How to complete this task -
Reprint all records below exactly. No images.

___ Source information ___

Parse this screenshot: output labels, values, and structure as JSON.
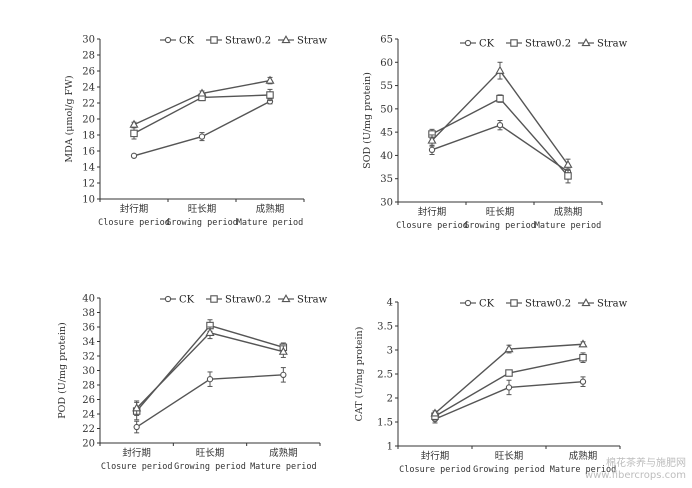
{
  "legend_labels": [
    "CK",
    "Straw0.2",
    "Straw"
  ],
  "watermark": {
    "cn": "棉花茶养与施肥网",
    "url": "www.fibercrops.com"
  },
  "colors": {
    "line": "#555555",
    "axis": "#333333"
  },
  "chart_data": [
    {
      "type": "line",
      "ylabel": "MDA (μmol/g FW)",
      "ylim": [
        10,
        30
      ],
      "yticks": [
        10,
        12,
        14,
        16,
        18,
        20,
        22,
        24,
        26,
        28,
        30
      ],
      "categories": [
        {
          "cn": "封行期",
          "en": "Closure period"
        },
        {
          "cn": "旺长期",
          "en": "Growing period"
        },
        {
          "cn": "成熟期",
          "en": "Mature period"
        }
      ],
      "series": [
        {
          "name": "CK",
          "marker": "circle",
          "values": [
            15.4,
            17.8,
            22.2
          ],
          "errors": [
            0.2,
            0.5,
            0.3
          ]
        },
        {
          "name": "Straw0.2",
          "marker": "square",
          "values": [
            18.2,
            22.7,
            23.0
          ],
          "errors": [
            0.7,
            0.4,
            0.7
          ]
        },
        {
          "name": "Straw",
          "marker": "triangle",
          "values": [
            19.3,
            23.2,
            24.8
          ],
          "errors": [
            0.3,
            0.3,
            0.4
          ]
        }
      ]
    },
    {
      "type": "line",
      "ylabel": "SOD (U/mg protein)",
      "ylim": [
        30,
        65
      ],
      "yticks": [
        30,
        35,
        40,
        45,
        50,
        55,
        60,
        65
      ],
      "categories": [
        {
          "cn": "封行期",
          "en": "Closure period"
        },
        {
          "cn": "旺长期",
          "en": "Growing period"
        },
        {
          "cn": "成熟期",
          "en": "Mature period"
        }
      ],
      "series": [
        {
          "name": "CK",
          "marker": "circle",
          "values": [
            41.2,
            46.5,
            36.5
          ],
          "errors": [
            1.0,
            1.0,
            1.5
          ]
        },
        {
          "name": "Straw0.2",
          "marker": "square",
          "values": [
            44.6,
            52.2,
            35.6
          ],
          "errors": [
            1.0,
            0.8,
            1.5
          ]
        },
        {
          "name": "Straw",
          "marker": "triangle",
          "values": [
            43.2,
            58.2,
            38.0
          ],
          "errors": [
            1.2,
            1.8,
            1.2
          ]
        }
      ]
    },
    {
      "type": "line",
      "ylabel": "POD (U/mg protein)",
      "ylim": [
        20,
        40
      ],
      "yticks": [
        20,
        22,
        24,
        26,
        28,
        30,
        32,
        34,
        36,
        38,
        40
      ],
      "categories": [
        {
          "cn": "封行期",
          "en": "Closure period"
        },
        {
          "cn": "旺长期",
          "en": "Growing period"
        },
        {
          "cn": "成熟期",
          "en": "Mature period"
        }
      ],
      "series": [
        {
          "name": "CK",
          "marker": "circle",
          "values": [
            22.2,
            28.8,
            29.4
          ],
          "errors": [
            0.8,
            1.0,
            1.0
          ]
        },
        {
          "name": "Straw0.2",
          "marker": "square",
          "values": [
            24.4,
            36.2,
            33.2
          ],
          "errors": [
            1.2,
            0.8,
            0.6
          ]
        },
        {
          "name": "Straw",
          "marker": "triangle",
          "values": [
            24.8,
            35.2,
            32.6
          ],
          "errors": [
            1.0,
            0.8,
            0.8
          ]
        }
      ]
    },
    {
      "type": "line",
      "ylabel": "CAT (U/mg protein)",
      "ylim": [
        1,
        4
      ],
      "yticks": [
        1,
        1.5,
        2,
        2.5,
        3,
        3.5,
        4
      ],
      "categories": [
        {
          "cn": "封行期",
          "en": "Closure period"
        },
        {
          "cn": "旺长期",
          "en": "Growing period"
        },
        {
          "cn": "成熟期",
          "en": "Mature period"
        }
      ],
      "series": [
        {
          "name": "CK",
          "marker": "circle",
          "values": [
            1.56,
            2.22,
            2.34
          ],
          "errors": [
            0.08,
            0.15,
            0.1
          ]
        },
        {
          "name": "Straw0.2",
          "marker": "square",
          "values": [
            1.62,
            2.52,
            2.84
          ],
          "errors": [
            0.08,
            0.06,
            0.1
          ]
        },
        {
          "name": "Straw",
          "marker": "triangle",
          "values": [
            1.68,
            3.02,
            3.12
          ],
          "errors": [
            0.05,
            0.08,
            0.05
          ]
        }
      ]
    }
  ]
}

___

Response -
Parse this screenshot: output labels, values, and structure as JSON.
{
  "legend_labels": [
    "CK",
    "Straw0.2",
    "Straw"
  ],
  "watermark": {
    "cn": "棉花茶养与施肥网",
    "url": "www.fibercrops.com"
  },
  "colors": {
    "line": "#555555",
    "axis": "#333333"
  },
  "chart_data": [
    {
      "type": "line",
      "ylabel": "MDA (μmol/g FW)",
      "ylim": [
        10,
        30
      ],
      "yticks": [
        10,
        12,
        14,
        16,
        18,
        20,
        22,
        24,
        26,
        28,
        30
      ],
      "categories": [
        {
          "cn": "封行期",
          "en": "Closure period"
        },
        {
          "cn": "旺长期",
          "en": "Growing period"
        },
        {
          "cn": "成熟期",
          "en": "Mature period"
        }
      ],
      "series": [
        {
          "name": "CK",
          "marker": "circle",
          "values": [
            15.4,
            17.8,
            22.2
          ],
          "errors": [
            0.2,
            0.5,
            0.3
          ]
        },
        {
          "name": "Straw0.2",
          "marker": "square",
          "values": [
            18.2,
            22.7,
            23.0
          ],
          "errors": [
            0.7,
            0.4,
            0.7
          ]
        },
        {
          "name": "Straw",
          "marker": "triangle",
          "values": [
            19.3,
            23.2,
            24.8
          ],
          "errors": [
            0.3,
            0.3,
            0.4
          ]
        }
      ]
    },
    {
      "type": "line",
      "ylabel": "SOD (U/mg protein)",
      "ylim": [
        30,
        65
      ],
      "yticks": [
        30,
        35,
        40,
        45,
        50,
        55,
        60,
        65
      ],
      "categories": [
        {
          "cn": "封行期",
          "en": "Closure period"
        },
        {
          "cn": "旺长期",
          "en": "Growing period"
        },
        {
          "cn": "成熟期",
          "en": "Mature period"
        }
      ],
      "series": [
        {
          "name": "CK",
          "marker": "circle",
          "values": [
            41.2,
            46.5,
            36.5
          ],
          "errors": [
            1.0,
            1.0,
            1.5
          ]
        },
        {
          "name": "Straw0.2",
          "marker": "square",
          "values": [
            44.6,
            52.2,
            35.6
          ],
          "errors": [
            1.0,
            0.8,
            1.5
          ]
        },
        {
          "name": "Straw",
          "marker": "triangle",
          "values": [
            43.2,
            58.2,
            38.0
          ],
          "errors": [
            1.2,
            1.8,
            1.2
          ]
        }
      ]
    },
    {
      "type": "line",
      "ylabel": "POD (U/mg protein)",
      "ylim": [
        20,
        40
      ],
      "yticks": [
        20,
        22,
        24,
        26,
        28,
        30,
        32,
        34,
        36,
        38,
        40
      ],
      "categories": [
        {
          "cn": "封行期",
          "en": "Closure period"
        },
        {
          "cn": "旺长期",
          "en": "Growing period"
        },
        {
          "cn": "成熟期",
          "en": "Mature period"
        }
      ],
      "series": [
        {
          "name": "CK",
          "marker": "circle",
          "values": [
            22.2,
            28.8,
            29.4
          ],
          "errors": [
            0.8,
            1.0,
            1.0
          ]
        },
        {
          "name": "Straw0.2",
          "marker": "square",
          "values": [
            24.4,
            36.2,
            33.2
          ],
          "errors": [
            1.2,
            0.8,
            0.6
          ]
        },
        {
          "name": "Straw",
          "marker": "triangle",
          "values": [
            24.8,
            35.2,
            32.6
          ],
          "errors": [
            1.0,
            0.8,
            0.8
          ]
        }
      ]
    },
    {
      "type": "line",
      "ylabel": "CAT (U/mg protein)",
      "ylim": [
        1,
        4
      ],
      "yticks": [
        1,
        1.5,
        2,
        2.5,
        3,
        3.5,
        4
      ],
      "categories": [
        {
          "cn": "封行期",
          "en": "Closure period"
        },
        {
          "cn": "旺长期",
          "en": "Growing period"
        },
        {
          "cn": "成熟期",
          "en": "Mature period"
        }
      ],
      "series": [
        {
          "name": "CK",
          "marker": "circle",
          "values": [
            1.56,
            2.22,
            2.34
          ],
          "errors": [
            0.08,
            0.15,
            0.1
          ]
        },
        {
          "name": "Straw0.2",
          "marker": "square",
          "values": [
            1.62,
            2.52,
            2.84
          ],
          "errors": [
            0.08,
            0.06,
            0.1
          ]
        },
        {
          "name": "Straw",
          "marker": "triangle",
          "values": [
            1.68,
            3.02,
            3.12
          ],
          "errors": [
            0.05,
            0.08,
            0.05
          ]
        }
      ]
    }
  ]
}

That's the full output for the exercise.